> SET PROBLEM: A faithful transcription of all the data is required.

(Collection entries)
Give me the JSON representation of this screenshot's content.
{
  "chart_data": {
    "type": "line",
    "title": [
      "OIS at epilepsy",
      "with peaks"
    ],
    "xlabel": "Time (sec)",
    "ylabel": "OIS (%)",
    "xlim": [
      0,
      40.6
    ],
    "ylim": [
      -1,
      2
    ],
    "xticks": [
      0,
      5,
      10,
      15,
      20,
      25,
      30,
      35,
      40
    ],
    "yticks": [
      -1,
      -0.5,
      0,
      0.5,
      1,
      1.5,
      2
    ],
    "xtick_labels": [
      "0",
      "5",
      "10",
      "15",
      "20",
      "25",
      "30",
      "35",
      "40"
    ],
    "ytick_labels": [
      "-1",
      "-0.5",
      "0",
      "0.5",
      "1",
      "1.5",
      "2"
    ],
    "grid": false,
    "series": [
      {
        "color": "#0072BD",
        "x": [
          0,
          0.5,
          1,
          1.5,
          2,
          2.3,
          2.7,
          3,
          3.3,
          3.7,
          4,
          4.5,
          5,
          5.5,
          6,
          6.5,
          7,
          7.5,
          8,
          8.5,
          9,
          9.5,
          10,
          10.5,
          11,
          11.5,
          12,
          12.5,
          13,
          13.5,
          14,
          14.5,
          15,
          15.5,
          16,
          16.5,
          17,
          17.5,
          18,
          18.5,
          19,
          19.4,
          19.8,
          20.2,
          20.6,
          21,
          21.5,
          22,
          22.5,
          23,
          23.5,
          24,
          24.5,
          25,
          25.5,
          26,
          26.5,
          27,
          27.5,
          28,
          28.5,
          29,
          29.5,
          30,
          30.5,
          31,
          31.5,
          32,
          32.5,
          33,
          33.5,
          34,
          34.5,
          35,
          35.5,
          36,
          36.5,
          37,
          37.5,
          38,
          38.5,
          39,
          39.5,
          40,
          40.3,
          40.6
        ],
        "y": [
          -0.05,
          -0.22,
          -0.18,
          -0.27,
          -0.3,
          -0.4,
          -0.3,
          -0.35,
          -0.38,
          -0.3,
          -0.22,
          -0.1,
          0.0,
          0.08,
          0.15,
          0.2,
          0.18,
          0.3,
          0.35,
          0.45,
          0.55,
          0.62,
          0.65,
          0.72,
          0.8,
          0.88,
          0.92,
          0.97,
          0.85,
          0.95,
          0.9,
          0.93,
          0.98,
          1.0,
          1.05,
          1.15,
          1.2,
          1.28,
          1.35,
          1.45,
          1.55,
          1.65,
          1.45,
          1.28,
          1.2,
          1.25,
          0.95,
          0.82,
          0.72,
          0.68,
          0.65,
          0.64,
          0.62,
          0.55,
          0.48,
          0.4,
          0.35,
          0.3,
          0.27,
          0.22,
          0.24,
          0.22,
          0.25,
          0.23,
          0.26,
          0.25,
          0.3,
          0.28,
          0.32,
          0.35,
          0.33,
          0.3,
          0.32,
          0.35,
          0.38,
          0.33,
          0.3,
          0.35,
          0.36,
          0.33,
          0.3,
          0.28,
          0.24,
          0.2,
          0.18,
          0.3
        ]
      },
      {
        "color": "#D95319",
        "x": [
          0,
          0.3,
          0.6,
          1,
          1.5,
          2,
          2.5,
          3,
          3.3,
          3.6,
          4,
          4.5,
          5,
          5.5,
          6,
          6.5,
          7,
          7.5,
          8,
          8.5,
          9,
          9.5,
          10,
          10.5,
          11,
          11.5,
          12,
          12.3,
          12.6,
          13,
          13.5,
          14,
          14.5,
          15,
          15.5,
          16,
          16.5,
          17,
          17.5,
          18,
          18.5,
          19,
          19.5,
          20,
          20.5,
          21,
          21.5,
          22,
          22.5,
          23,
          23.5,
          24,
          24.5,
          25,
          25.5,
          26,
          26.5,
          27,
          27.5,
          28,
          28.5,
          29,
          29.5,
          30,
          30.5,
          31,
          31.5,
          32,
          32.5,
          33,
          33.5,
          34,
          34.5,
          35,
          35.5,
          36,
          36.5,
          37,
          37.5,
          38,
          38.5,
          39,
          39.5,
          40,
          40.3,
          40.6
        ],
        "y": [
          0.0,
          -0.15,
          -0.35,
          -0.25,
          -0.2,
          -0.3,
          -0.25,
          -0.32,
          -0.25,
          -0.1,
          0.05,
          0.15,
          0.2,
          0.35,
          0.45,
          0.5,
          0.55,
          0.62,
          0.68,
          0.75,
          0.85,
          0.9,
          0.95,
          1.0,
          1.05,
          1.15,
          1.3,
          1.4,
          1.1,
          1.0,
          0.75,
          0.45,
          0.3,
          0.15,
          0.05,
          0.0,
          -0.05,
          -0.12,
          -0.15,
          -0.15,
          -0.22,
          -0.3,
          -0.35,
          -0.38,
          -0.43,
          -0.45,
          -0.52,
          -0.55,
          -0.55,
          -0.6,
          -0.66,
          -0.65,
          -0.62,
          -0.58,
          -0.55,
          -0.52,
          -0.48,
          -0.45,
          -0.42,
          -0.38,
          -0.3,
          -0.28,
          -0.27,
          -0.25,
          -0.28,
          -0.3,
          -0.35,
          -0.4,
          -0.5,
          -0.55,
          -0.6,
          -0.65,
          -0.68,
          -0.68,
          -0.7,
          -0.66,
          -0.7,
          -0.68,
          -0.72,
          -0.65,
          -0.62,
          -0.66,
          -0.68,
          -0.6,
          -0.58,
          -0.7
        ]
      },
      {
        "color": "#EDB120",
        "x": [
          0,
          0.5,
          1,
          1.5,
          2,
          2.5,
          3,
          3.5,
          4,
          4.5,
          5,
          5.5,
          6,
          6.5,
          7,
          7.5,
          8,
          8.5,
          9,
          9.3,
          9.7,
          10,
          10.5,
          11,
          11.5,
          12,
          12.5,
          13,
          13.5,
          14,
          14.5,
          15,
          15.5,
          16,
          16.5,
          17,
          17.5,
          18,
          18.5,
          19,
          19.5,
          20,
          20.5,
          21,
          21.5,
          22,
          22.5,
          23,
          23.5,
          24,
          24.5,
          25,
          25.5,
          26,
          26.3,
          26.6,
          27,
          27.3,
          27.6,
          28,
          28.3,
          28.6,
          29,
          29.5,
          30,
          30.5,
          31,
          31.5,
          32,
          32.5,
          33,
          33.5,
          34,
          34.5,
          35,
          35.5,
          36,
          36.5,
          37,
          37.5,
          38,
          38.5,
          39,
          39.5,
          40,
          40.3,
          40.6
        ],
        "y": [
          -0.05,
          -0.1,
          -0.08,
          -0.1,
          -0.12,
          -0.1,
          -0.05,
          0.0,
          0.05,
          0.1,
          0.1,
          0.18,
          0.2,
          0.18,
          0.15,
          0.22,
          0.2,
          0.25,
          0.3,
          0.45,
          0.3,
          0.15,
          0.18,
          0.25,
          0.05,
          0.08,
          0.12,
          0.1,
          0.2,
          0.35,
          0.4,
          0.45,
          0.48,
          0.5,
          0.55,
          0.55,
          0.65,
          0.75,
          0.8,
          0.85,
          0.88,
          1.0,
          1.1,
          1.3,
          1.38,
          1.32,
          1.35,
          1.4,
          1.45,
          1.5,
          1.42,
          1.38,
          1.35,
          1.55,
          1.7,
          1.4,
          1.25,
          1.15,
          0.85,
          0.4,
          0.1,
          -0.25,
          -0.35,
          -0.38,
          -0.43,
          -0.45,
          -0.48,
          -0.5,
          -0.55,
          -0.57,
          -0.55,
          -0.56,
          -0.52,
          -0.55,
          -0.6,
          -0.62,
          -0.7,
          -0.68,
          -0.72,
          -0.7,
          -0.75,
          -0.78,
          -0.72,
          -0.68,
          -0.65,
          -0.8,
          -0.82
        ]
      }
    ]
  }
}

> THE OUTPUT:
Give me the JSON representation of this screenshot's content.
{
  "chart_data": {
    "type": "line",
    "title": [
      "OIS at epilepsy",
      "with peaks"
    ],
    "xlabel": "Time (sec)",
    "ylabel": "OIS (%)",
    "xlim": [
      0,
      40.6
    ],
    "ylim": [
      -1,
      2
    ],
    "xticks": [
      0,
      5,
      10,
      15,
      20,
      25,
      30,
      35,
      40
    ],
    "yticks": [
      -1,
      -0.5,
      0,
      0.5,
      1,
      1.5,
      2
    ],
    "xtick_labels": [
      "0",
      "5",
      "10",
      "15",
      "20",
      "25",
      "30",
      "35",
      "40"
    ],
    "ytick_labels": [
      "-1",
      "-0.5",
      "0",
      "0.5",
      "1",
      "1.5",
      "2"
    ],
    "grid": false,
    "series": [
      {
        "color": "#0072BD",
        "x": [
          0,
          0.5,
          1,
          1.5,
          2,
          2.3,
          2.7,
          3,
          3.3,
          3.7,
          4,
          4.5,
          5,
          5.5,
          6,
          6.5,
          7,
          7.5,
          8,
          8.5,
          9,
          9.5,
          10,
          10.5,
          11,
          11.5,
          12,
          12.5,
          13,
          13.5,
          14,
          14.5,
          15,
          15.5,
          16,
          16.5,
          17,
          17.5,
          18,
          18.5,
          19,
          19.4,
          19.8,
          20.2,
          20.6,
          21,
          21.5,
          22,
          22.5,
          23,
          23.5,
          24,
          24.5,
          25,
          25.5,
          26,
          26.5,
          27,
          27.5,
          28,
          28.5,
          29,
          29.5,
          30,
          30.5,
          31,
          31.5,
          32,
          32.5,
          33,
          33.5,
          34,
          34.5,
          35,
          35.5,
          36,
          36.5,
          37,
          37.5,
          38,
          38.5,
          39,
          39.5,
          40,
          40.3,
          40.6
        ],
        "y": [
          -0.05,
          -0.22,
          -0.18,
          -0.27,
          -0.3,
          -0.4,
          -0.3,
          -0.35,
          -0.38,
          -0.3,
          -0.22,
          -0.1,
          0.0,
          0.08,
          0.15,
          0.2,
          0.18,
          0.3,
          0.35,
          0.45,
          0.55,
          0.62,
          0.65,
          0.72,
          0.8,
          0.88,
          0.92,
          0.97,
          0.85,
          0.95,
          0.9,
          0.93,
          0.98,
          1.0,
          1.05,
          1.15,
          1.2,
          1.28,
          1.35,
          1.45,
          1.55,
          1.65,
          1.45,
          1.28,
          1.2,
          1.25,
          0.95,
          0.82,
          0.72,
          0.68,
          0.65,
          0.64,
          0.62,
          0.55,
          0.48,
          0.4,
          0.35,
          0.3,
          0.27,
          0.22,
          0.24,
          0.22,
          0.25,
          0.23,
          0.26,
          0.25,
          0.3,
          0.28,
          0.32,
          0.35,
          0.33,
          0.3,
          0.32,
          0.35,
          0.38,
          0.33,
          0.3,
          0.35,
          0.36,
          0.33,
          0.3,
          0.28,
          0.24,
          0.2,
          0.18,
          0.3
        ]
      },
      {
        "color": "#D95319",
        "x": [
          0,
          0.3,
          0.6,
          1,
          1.5,
          2,
          2.5,
          3,
          3.3,
          3.6,
          4,
          4.5,
          5,
          5.5,
          6,
          6.5,
          7,
          7.5,
          8,
          8.5,
          9,
          9.5,
          10,
          10.5,
          11,
          11.5,
          12,
          12.3,
          12.6,
          13,
          13.5,
          14,
          14.5,
          15,
          15.5,
          16,
          16.5,
          17,
          17.5,
          18,
          18.5,
          19,
          19.5,
          20,
          20.5,
          21,
          21.5,
          22,
          22.5,
          23,
          23.5,
          24,
          24.5,
          25,
          25.5,
          26,
          26.5,
          27,
          27.5,
          28,
          28.5,
          29,
          29.5,
          30,
          30.5,
          31,
          31.5,
          32,
          32.5,
          33,
          33.5,
          34,
          34.5,
          35,
          35.5,
          36,
          36.5,
          37,
          37.5,
          38,
          38.5,
          39,
          39.5,
          40,
          40.3,
          40.6
        ],
        "y": [
          0.0,
          -0.15,
          -0.35,
          -0.25,
          -0.2,
          -0.3,
          -0.25,
          -0.32,
          -0.25,
          -0.1,
          0.05,
          0.15,
          0.2,
          0.35,
          0.45,
          0.5,
          0.55,
          0.62,
          0.68,
          0.75,
          0.85,
          0.9,
          0.95,
          1.0,
          1.05,
          1.15,
          1.3,
          1.4,
          1.1,
          1.0,
          0.75,
          0.45,
          0.3,
          0.15,
          0.05,
          0.0,
          -0.05,
          -0.12,
          -0.15,
          -0.15,
          -0.22,
          -0.3,
          -0.35,
          -0.38,
          -0.43,
          -0.45,
          -0.52,
          -0.55,
          -0.55,
          -0.6,
          -0.66,
          -0.65,
          -0.62,
          -0.58,
          -0.55,
          -0.52,
          -0.48,
          -0.45,
          -0.42,
          -0.38,
          -0.3,
          -0.28,
          -0.27,
          -0.25,
          -0.28,
          -0.3,
          -0.35,
          -0.4,
          -0.5,
          -0.55,
          -0.6,
          -0.65,
          -0.68,
          -0.68,
          -0.7,
          -0.66,
          -0.7,
          -0.68,
          -0.72,
          -0.65,
          -0.62,
          -0.66,
          -0.68,
          -0.6,
          -0.58,
          -0.7
        ]
      },
      {
        "color": "#EDB120",
        "x": [
          0,
          0.5,
          1,
          1.5,
          2,
          2.5,
          3,
          3.5,
          4,
          4.5,
          5,
          5.5,
          6,
          6.5,
          7,
          7.5,
          8,
          8.5,
          9,
          9.3,
          9.7,
          10,
          10.5,
          11,
          11.5,
          12,
          12.5,
          13,
          13.5,
          14,
          14.5,
          15,
          15.5,
          16,
          16.5,
          17,
          17.5,
          18,
          18.5,
          19,
          19.5,
          20,
          20.5,
          21,
          21.5,
          22,
          22.5,
          23,
          23.5,
          24,
          24.5,
          25,
          25.5,
          26,
          26.3,
          26.6,
          27,
          27.3,
          27.6,
          28,
          28.3,
          28.6,
          29,
          29.5,
          30,
          30.5,
          31,
          31.5,
          32,
          32.5,
          33,
          33.5,
          34,
          34.5,
          35,
          35.5,
          36,
          36.5,
          37,
          37.5,
          38,
          38.5,
          39,
          39.5,
          40,
          40.3,
          40.6
        ],
        "y": [
          -0.05,
          -0.1,
          -0.08,
          -0.1,
          -0.12,
          -0.1,
          -0.05,
          0.0,
          0.05,
          0.1,
          0.1,
          0.18,
          0.2,
          0.18,
          0.15,
          0.22,
          0.2,
          0.25,
          0.3,
          0.45,
          0.3,
          0.15,
          0.18,
          0.25,
          0.05,
          0.08,
          0.12,
          0.1,
          0.2,
          0.35,
          0.4,
          0.45,
          0.48,
          0.5,
          0.55,
          0.55,
          0.65,
          0.75,
          0.8,
          0.85,
          0.88,
          1.0,
          1.1,
          1.3,
          1.38,
          1.32,
          1.35,
          1.4,
          1.45,
          1.5,
          1.42,
          1.38,
          1.35,
          1.55,
          1.7,
          1.4,
          1.25,
          1.15,
          0.85,
          0.4,
          0.1,
          -0.25,
          -0.35,
          -0.38,
          -0.43,
          -0.45,
          -0.48,
          -0.5,
          -0.55,
          -0.57,
          -0.55,
          -0.56,
          -0.52,
          -0.55,
          -0.6,
          -0.62,
          -0.7,
          -0.68,
          -0.72,
          -0.7,
          -0.75,
          -0.78,
          -0.72,
          -0.68,
          -0.65,
          -0.8,
          -0.82
        ]
      }
    ]
  }
}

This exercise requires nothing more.